§ **Short problem**
Give the data below again exactly as it stands. Omit the pictures.

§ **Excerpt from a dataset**

╭──

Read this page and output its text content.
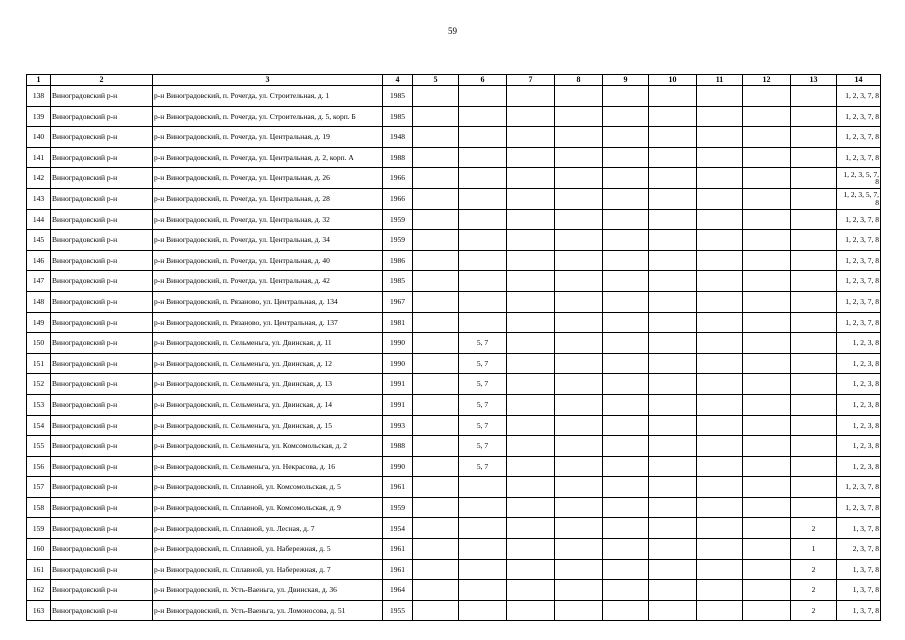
59
1	2	3	4	5	6	7	8	9	10	11	12	13	14
138	Виноградовский р-н	р-н Виноградовский, п. Рочегда, ул. Строительная, д. 1	1985										1, 2, 3, 7, 8
139	Виноградовский р-н	р-н Виноградовский, п. Рочегда, ул. Строительная, д. 5, корп. Б	1985										1, 2, 3, 7, 8
140	Виноградовский р-н	р-н Виноградовский, п. Рочегда, ул. Центральная, д. 19	1948										1, 2, 3, 7, 8
141	Виноградовский р-н	р-н Виноградовский, п. Рочегда, ул. Центральная, д. 2, корп. А	1988										1, 2, 3, 7, 8
142	Виноградовский р-н	р-н Виноградовский, п. Рочегда, ул. Центральная, д. 26	1966										1, 2, 3, 5, 7, 8
143	Виноградовский р-н	р-н Виноградовский, п. Рочегда, ул. Центральная, д. 28	1966										1, 2, 3, 5, 7, 8
144	Виноградовский р-н	р-н Виноградовский, п. Рочегда, ул. Центральная, д. 32	1959										1, 2, 3, 7, 8
145	Виноградовский р-н	р-н Виноградовский, п. Рочегда, ул. Центральная, д. 34	1959										1, 2, 3, 7, 8
146	Виноградовский р-н	р-н Виноградовский, п. Рочегда, ул. Центральная, д. 40	1986										1, 2, 3, 7, 8
147	Виноградовский р-н	р-н Виноградовский, п. Рочегда, ул. Центральная, д. 42	1985										1, 2, 3, 7, 8
148	Виноградовский р-н	р-н Виноградовский, п. Рязаново, ул. Центральная, д. 134	1967										1, 2, 3, 7, 8
149	Виноградовский р-н	р-н Виноградовский, п. Рязаново, ул. Центральная, д. 137	1981										1, 2, 3, 7, 8
150	Виноградовский р-н	р-н Виноградовский, п. Сельменьга, ул. Двинская, д. 11	1990		5, 7								1, 2, 3, 8
151	Виноградовский р-н	р-н Виноградовский, п. Сельменьга, ул. Двинская, д. 12	1990		5, 7								1, 2, 3, 8
152	Виноградовский р-н	р-н Виноградовский, п. Сельменьга, ул. Двинская, д. 13	1991		5, 7								1, 2, 3, 8
153	Виноградовский р-н	р-н Виноградовский, п. Сельменьга, ул. Двинская, д. 14	1991		5, 7								1, 2, 3, 8
154	Виноградовский р-н	р-н Виноградовский, п. Сельменьга, ул. Двинская, д. 15	1993		5, 7								1, 2, 3, 8
155	Виноградовский р-н	р-н Виноградовский, п. Сельменьга, ул. Комсомольская, д. 2	1988		5, 7								1, 2, 3, 8
156	Виноградовский р-н	р-н Виноградовский, п. Сельменьга, ул. Некрасова, д. 16	1990		5, 7								1, 2, 3, 8
157	Виноградовский р-н	р-н Виноградовский, п. Сплавной, ул. Комсомольская, д. 5	1961										1, 2, 3, 7, 8
158	Виноградовский р-н	р-н Виноградовский, п. Сплавной, ул. Комсомольская, д. 9	1959										1, 2, 3, 7, 8
159	Виноградовский р-н	р-н Виноградовский, п. Сплавной, ул. Лесная, д. 7	1954									2	1, 3, 7, 8
160	Виноградовский р-н	р-н Виноградовский, п. Сплавной, ул. Набережная, д. 5	1961									1	2, 3, 7, 8
161	Виноградовский р-н	р-н Виноградовский, п. Сплавной, ул. Набережная, д. 7	1961									2	1, 3, 7, 8
162	Виноградовский р-н	р-н Виноградовский, п. Усть-Ваеньга, ул. Двинская, д. 36	1964									2	1, 3, 7, 8
163	Виноградовский р-н	р-н Виноградовский, п. Усть-Ваеньга, ул. Ломоносова, д. 51	1955									2	1, 3, 7, 8
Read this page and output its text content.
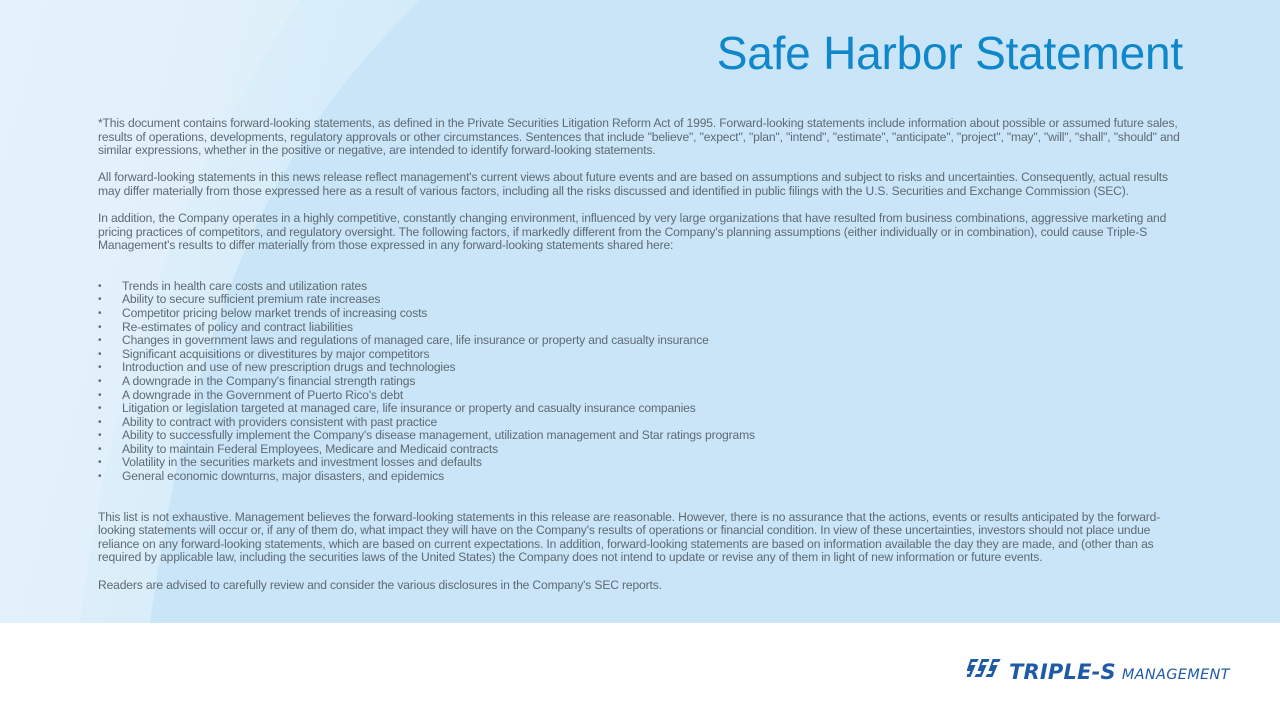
Safe Harbor Statement

*This document contains forward-looking statements, as defined in the Private Securities Litigation Reform Act of 1995. Forward-looking statements include information about possible or assumed future sales, results of operations, developments, regulatory approvals or other circumstances. Sentences that include "believe", "expect", "plan", "intend", "estimate", "anticipate", "project", "may", "will", "shall", "should" and similar expressions, whether in the positive or negative, are intended to identify forward-looking statements.

All forward-looking statements in this news release reflect management's current views about future events and are based on assumptions and subject to risks and uncertainties. Consequently, actual results may differ materially from those expressed here as a result of various factors, including all the risks discussed and identified in public filings with the U.S. Securities and Exchange Commission (SEC).

In addition, the Company operates in a highly competitive, constantly changing environment, influenced by very large organizations that have resulted from business combinations, aggressive marketing and pricing practices of competitors, and regulatory oversight. The following factors, if markedly different from the Company's planning assumptions (either individually or in combination), could cause Triple-S Management's results to differ materially from those expressed in any forward-looking statements shared here:

• Trends in health care costs and utilization rates
• Ability to secure sufficient premium rate increases
• Competitor pricing below market trends of increasing costs
• Re-estimates of policy and contract liabilities
• Changes in government laws and regulations of managed care, life insurance or property and casualty insurance
• Significant acquisitions or divestitures by major competitors
• Introduction and use of new prescription drugs and technologies
• A downgrade in the Company's financial strength ratings
• A downgrade in the Government of Puerto Rico's debt
• Litigation or legislation targeted at managed care, life insurance or property and casualty insurance companies
• Ability to contract with providers consistent with past practice
• Ability to successfully implement the Company's disease management, utilization management and Star ratings programs
• Ability to maintain Federal Employees, Medicare and Medicaid contracts
• Volatility in the securities markets and investment losses and defaults
• General economic downturns, major disasters, and epidemics

This list is not exhaustive. Management believes the forward-looking statements in this release are reasonable. However, there is no assurance that the actions, events or results anticipated by the forward-looking statements will occur or, if any of them do, what impact they will have on the Company's results of operations or financial condition. In view of these uncertainties, investors should not place undue reliance on any forward-looking statements, which are based on current expectations. In addition, forward-looking statements are based on information available the day they are made, and (other than as required by applicable law, including the securities laws of the United States) the Company does not intend to update or revise any of them in light of new information or future events.

Readers are advised to carefully review and consider the various disclosures in the Company's SEC reports.

TRIPLE-S MANAGEMENT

╰──

§ **Answer below**
Read this page and output its text content.
59
1	2	3	4	5	6	7	8	9	10	11	12	13	14
138	Виноградовский р-н	р-н Виноградовский, п. Рочегда, ул. Строительная, д. 1	1985										1, 2, 3, 7, 8
139	Виноградовский р-н	р-н Виноградовский, п. Рочегда, ул. Строительная, д. 5, корп. Б	1985										1, 2, 3, 7, 8
140	Виноградовский р-н	р-н Виноградовский, п. Рочегда, ул. Центральная, д. 19	1948										1, 2, 3, 7, 8
141	Виноградовский р-н	р-н Виноградовский, п. Рочегда, ул. Центральная, д. 2, корп. А	1988										1, 2, 3, 7, 8
142	Виноградовский р-н	р-н Виноградовский, п. Рочегда, ул. Центральная, д. 26	1966										1, 2, 3, 5, 7, 8
143	Виноградовский р-н	р-н Виноградовский, п. Рочегда, ул. Центральная, д. 28	1966										1, 2, 3, 5, 7, 8
144	Виноградовский р-н	р-н Виноградовский, п. Рочегда, ул. Центральная, д. 32	1959										1, 2, 3, 7, 8
145	Виноградовский р-н	р-н Виноградовский, п. Рочегда, ул. Центральная, д. 34	1959										1, 2, 3, 7, 8
146	Виноградовский р-н	р-н Виноградовский, п. Рочегда, ул. Центральная, д. 40	1986										1, 2, 3, 7, 8
147	Виноградовский р-н	р-н Виноградовский, п. Рочегда, ул. Центральная, д. 42	1985										1, 2, 3, 7, 8
148	Виноградовский р-н	р-н Виноградовский, п. Рязаново, ул. Центральная, д. 134	1967										1, 2, 3, 7, 8
149	Виноградовский р-н	р-н Виноградовский, п. Рязаново, ул. Центральная, д. 137	1981										1, 2, 3, 7, 8
150	Виноградовский р-н	р-н Виноградовский, п. Сельменьга, ул. Двинская, д. 11	1990		5, 7								1, 2, 3, 8
151	Виноградовский р-н	р-н Виноградовский, п. Сельменьга, ул. Двинская, д. 12	1990		5, 7								1, 2, 3, 8
152	Виноградовский р-н	р-н Виноградовский, п. Сельменьга, ул. Двинская, д. 13	1991		5, 7								1, 2, 3, 8
153	Виноградовский р-н	р-н Виноградовский, п. Сельменьга, ул. Двинская, д. 14	1991		5, 7								1, 2, 3, 8
154	Виноградовский р-н	р-н Виноградовский, п. Сельменьга, ул. Двинская, д. 15	1993		5, 7								1, 2, 3, 8
155	Виноградовский р-н	р-н Виноградовский, п. Сельменьга, ул. Комсомольская, д. 2	1988		5, 7								1, 2, 3, 8
156	Виноградовский р-н	р-н Виноградовский, п. Сельменьга, ул. Некрасова, д. 16	1990		5, 7								1, 2, 3, 8
157	Виноградовский р-н	р-н Виноградовский, п. Сплавной, ул. Комсомольская, д. 5	1961										1, 2, 3, 7, 8
158	Виноградовский р-н	р-н Виноградовский, п. Сплавной, ул. Комсомольская, д. 9	1959										1, 2, 3, 7, 8
159	Виноградовский р-н	р-н Виноградовский, п. Сплавной, ул. Лесная, д. 7	1954									2	1, 3, 7, 8
160	Виноградовский р-н	р-н Виноградовский, п. Сплавной, ул. Набережная, д. 5	1961									1	2, 3, 7, 8
161	Виноградовский р-н	р-н Виноградовский, п. Сплавной, ул. Набережная, д. 7	1961									2	1, 3, 7, 8
162	Виноградовский р-н	р-н Виноградовский, п. Усть-Ваеньга, ул. Двинская, д. 36	1964									2	1, 3, 7, 8
163	Виноградовский р-н	р-н Виноградовский, п. Усть-Ваеньга, ул. Ломоносова, д. 51	1955									2	1, 3, 7, 8
Read this page and output its text content.
Safe Harbor Statement

*This document contains forward-looking statements, as defined in the Private Securities Litigation Reform Act of 1995. Forward-looking statements include information about possible or assumed future sales, results of operations, developments, regulatory approvals or other circumstances. Sentences that include "believe", "expect", "plan", "intend", "estimate", "anticipate", "project", "may", "will", "shall", "should" and similar expressions, whether in the positive or negative, are intended to identify forward-looking statements.

All forward-looking statements in this news release reflect management's current views about future events and are based on assumptions and subject to risks and uncertainties. Consequently, actual results may differ materially from those expressed here as a result of various factors, including all the risks discussed and identified in public filings with the U.S. Securities and Exchange Commission (SEC).

In addition, the Company operates in a highly competitive, constantly changing environment, influenced by very large organizations that have resulted from business combinations, aggressive marketing and pricing practices of competitors, and regulatory oversight. The following factors, if markedly different from the Company's planning assumptions (either individually or in combination), could cause Triple-S Management's results to differ materially from those expressed in any forward-looking statements shared here:

• Trends in health care costs and utilization rates
• Ability to secure sufficient premium rate increases
• Competitor pricing below market trends of increasing costs
• Re-estimates of policy and contract liabilities
• Changes in government laws and regulations of managed care, life insurance or property and casualty insurance
• Significant acquisitions or divestitures by major competitors
• Introduction and use of new prescription drugs and technologies
• A downgrade in the Company's financial strength ratings
• A downgrade in the Government of Puerto Rico's debt
• Litigation or legislation targeted at managed care, life insurance or property and casualty insurance companies
• Ability to contract with providers consistent with past practice
• Ability to successfully implement the Company's disease management, utilization management and Star ratings programs
• Ability to maintain Federal Employees, Medicare and Medicaid contracts
• Volatility in the securities markets and investment losses and defaults
• General economic downturns, major disasters, and epidemics

This list is not exhaustive. Management believes the forward-looking statements in this release are reasonable. However, there is no assurance that the actions, events or results anticipated by the forward-looking statements will occur or, if any of them do, what impact they will have on the Company's results of operations or financial condition. In view of these uncertainties, investors should not place undue reliance on any forward-looking statements, which are based on current expectations. In addition, forward-looking statements are based on information available the day they are made, and (other than as required by applicable law, including the securities laws of the United States) the Company does not intend to update or revise any of them in light of new information or future events.

Readers are advised to carefully review and consider the various disclosures in the Company's SEC reports.

TRIPLE-S MANAGEMENT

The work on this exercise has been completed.